(Data records)
↓
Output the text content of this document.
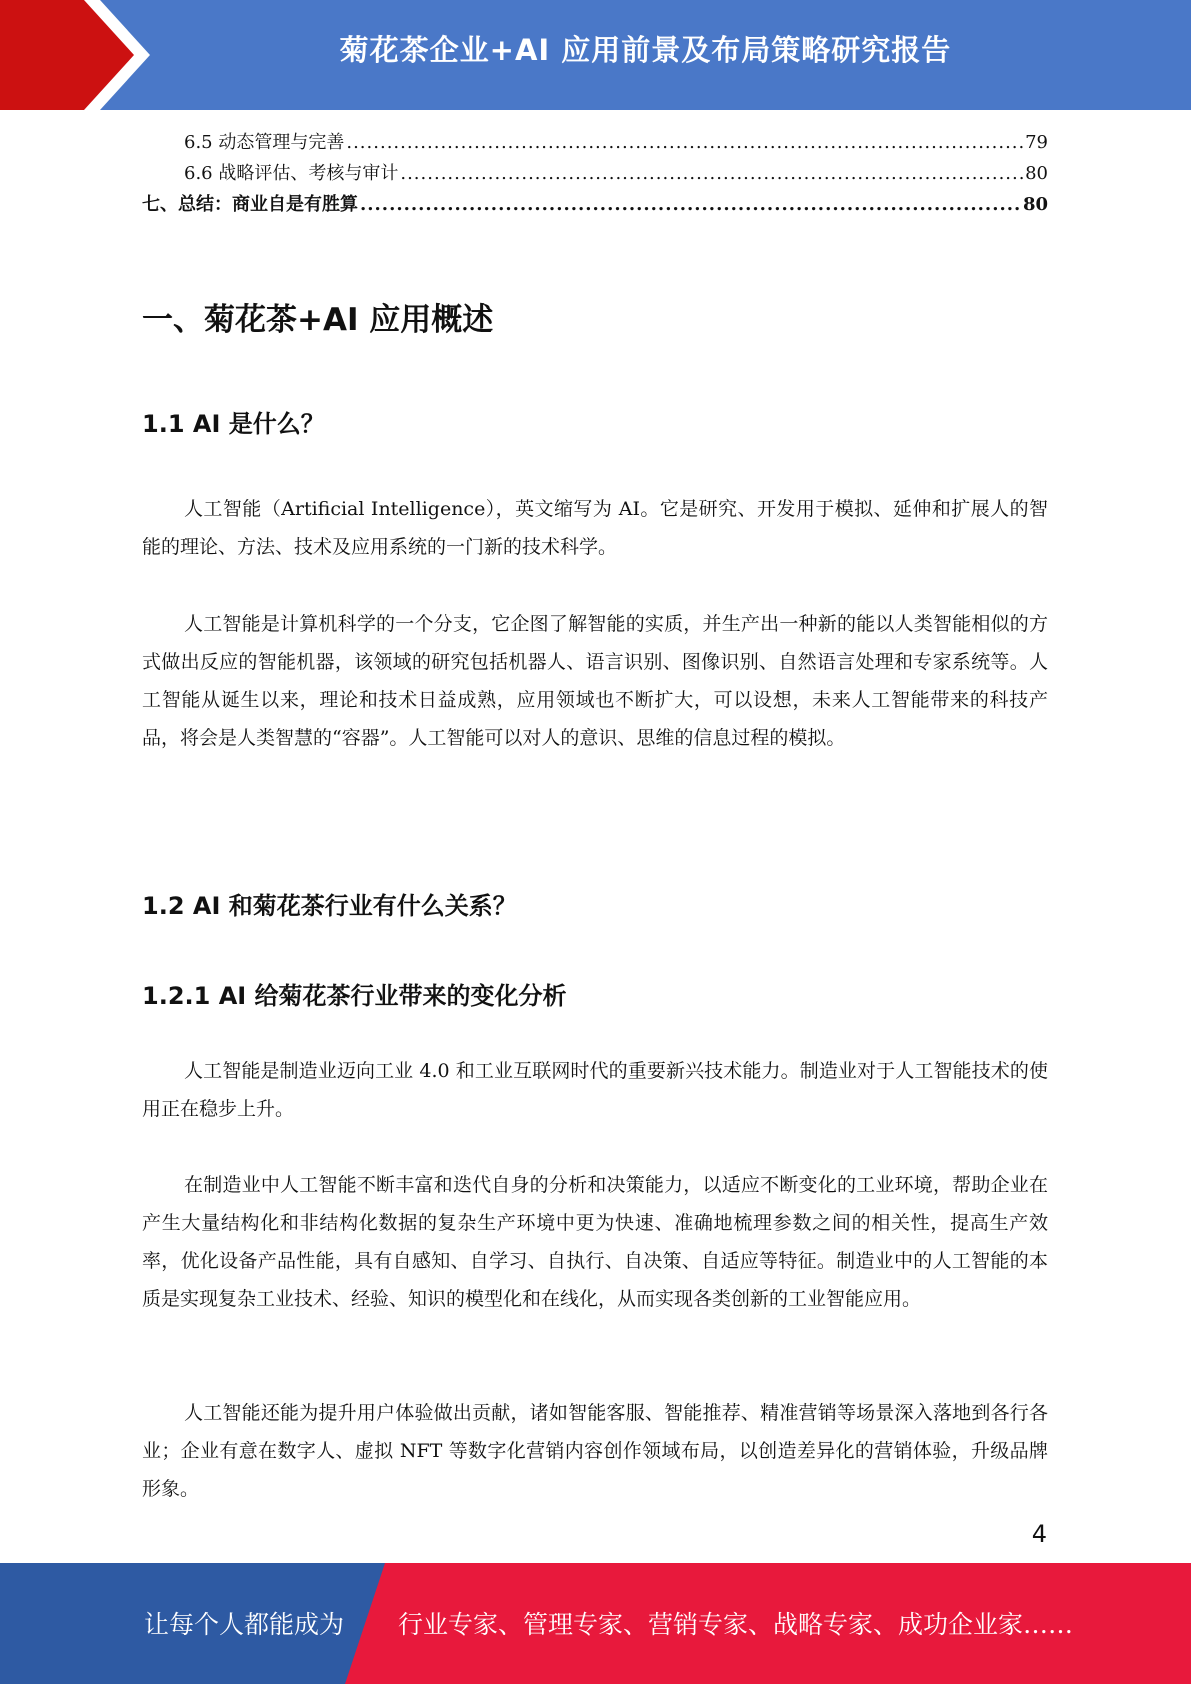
菊花茶企业+AI 应用前景及布局策略研究报告
6.5 动态管理与完善 .....	79
6.6 战略评估、考核与审计 .....	80
七、总结：商业自是有胜算 .....	80
一、菊花茶+AI 应用概述
1.1 AI 是什么？

人工智能（Artificial Intelligence），英文缩写为 AI。它是研究、开发用于模拟、延伸和扩展人的智能的理论、方法、技术及应用系统的一门新的技术科学。

人工智能是计算机科学的一个分支，它企图了解智能的实质，并生产出一种新的能以人类智能相似的方式做出反应的智能机器，该领域的研究包括机器人、语言识别、图像识别、自然语言处理和专家系统等。人工智能从诞生以来，理论和技术日益成熟，应用领域也不断扩大，可以设想，未来人工智能带来的科技产品，将会是人类智慧的“容器”。人工智能可以对人的意识、思维的信息过程的模拟。

1.2 AI 和菊花茶行业有什么关系？
1.2.1 AI 给菊花茶行业带来的变化分析

人工智能是制造业迈向工业 4.0 和工业互联网时代的重要新兴技术能力。制造业对于人工智能技术的使用正在稳步上升。

在制造业中人工智能不断丰富和迭代自身的分析和决策能力，以适应不断变化的工业环境，帮助企业在产生大量结构化和非结构化数据的复杂生产环境中更为快速、准确地梳理参数之间的相关性，提高生产效率，优化设备产品性能，具有自感知、自学习、自执行、自决策、自适应等特征。制造业中的人工智能的本质是实现复杂工业技术、经验、知识的模型化和在线化，从而实现各类创新的工业智能应用。

人工智能还能为提升用户体验做出贡献，诸如智能客服、智能推荐、精准营销等场景深入落地到各行各业；企业有意在数字人、虚拟 NFT 等数字化营销内容创作领域布局，以创造差异化的营销体验，升级品牌形象。

4
让每个人都能成为 行业专家、管理专家、营销专家、战略专家、成功企业家……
↑
→ **Task to carry out**
Print out the lines exactly, skipping any picture.

→ **Response to the task**
Output the text content of this document.
菊花茶企业+AI 应用前景及布局策略研究报告
6.5 动态管理与完善 .....	79
6.6 战略评估、考核与审计 .....	80
七、总结：商业自是有胜算 .....	80
一、菊花茶+AI 应用概述
1.1 AI 是什么？

人工智能（Artificial Intelligence），英文缩写为 AI。它是研究、开发用于模拟、延伸和扩展人的智能的理论、方法、技术及应用系统的一门新的技术科学。

人工智能是计算机科学的一个分支，它企图了解智能的实质，并生产出一种新的能以人类智能相似的方式做出反应的智能机器，该领域的研究包括机器人、语言识别、图像识别、自然语言处理和专家系统等。人工智能从诞生以来，理论和技术日益成熟，应用领域也不断扩大，可以设想，未来人工智能带来的科技产品，将会是人类智慧的“容器”。人工智能可以对人的意识、思维的信息过程的模拟。

1.2 AI 和菊花茶行业有什么关系？
1.2.1 AI 给菊花茶行业带来的变化分析

人工智能是制造业迈向工业 4.0 和工业互联网时代的重要新兴技术能力。制造业对于人工智能技术的使用正在稳步上升。

在制造业中人工智能不断丰富和迭代自身的分析和决策能力，以适应不断变化的工业环境，帮助企业在产生大量结构化和非结构化数据的复杂生产环境中更为快速、准确地梳理参数之间的相关性，提高生产效率，优化设备产品性能，具有自感知、自学习、自执行、自决策、自适应等特征。制造业中的人工智能的本质是实现复杂工业技术、经验、知识的模型化和在线化，从而实现各类创新的工业智能应用。

人工智能还能为提升用户体验做出贡献，诸如智能客服、智能推荐、精准营销等场景深入落地到各行各业；企业有意在数字人、虚拟 NFT 等数字化营销内容创作领域布局，以创造差异化的营销体验，升级品牌形象。

4
让每个人都能成为 行业专家、管理专家、营销专家、战略专家、成功企业家……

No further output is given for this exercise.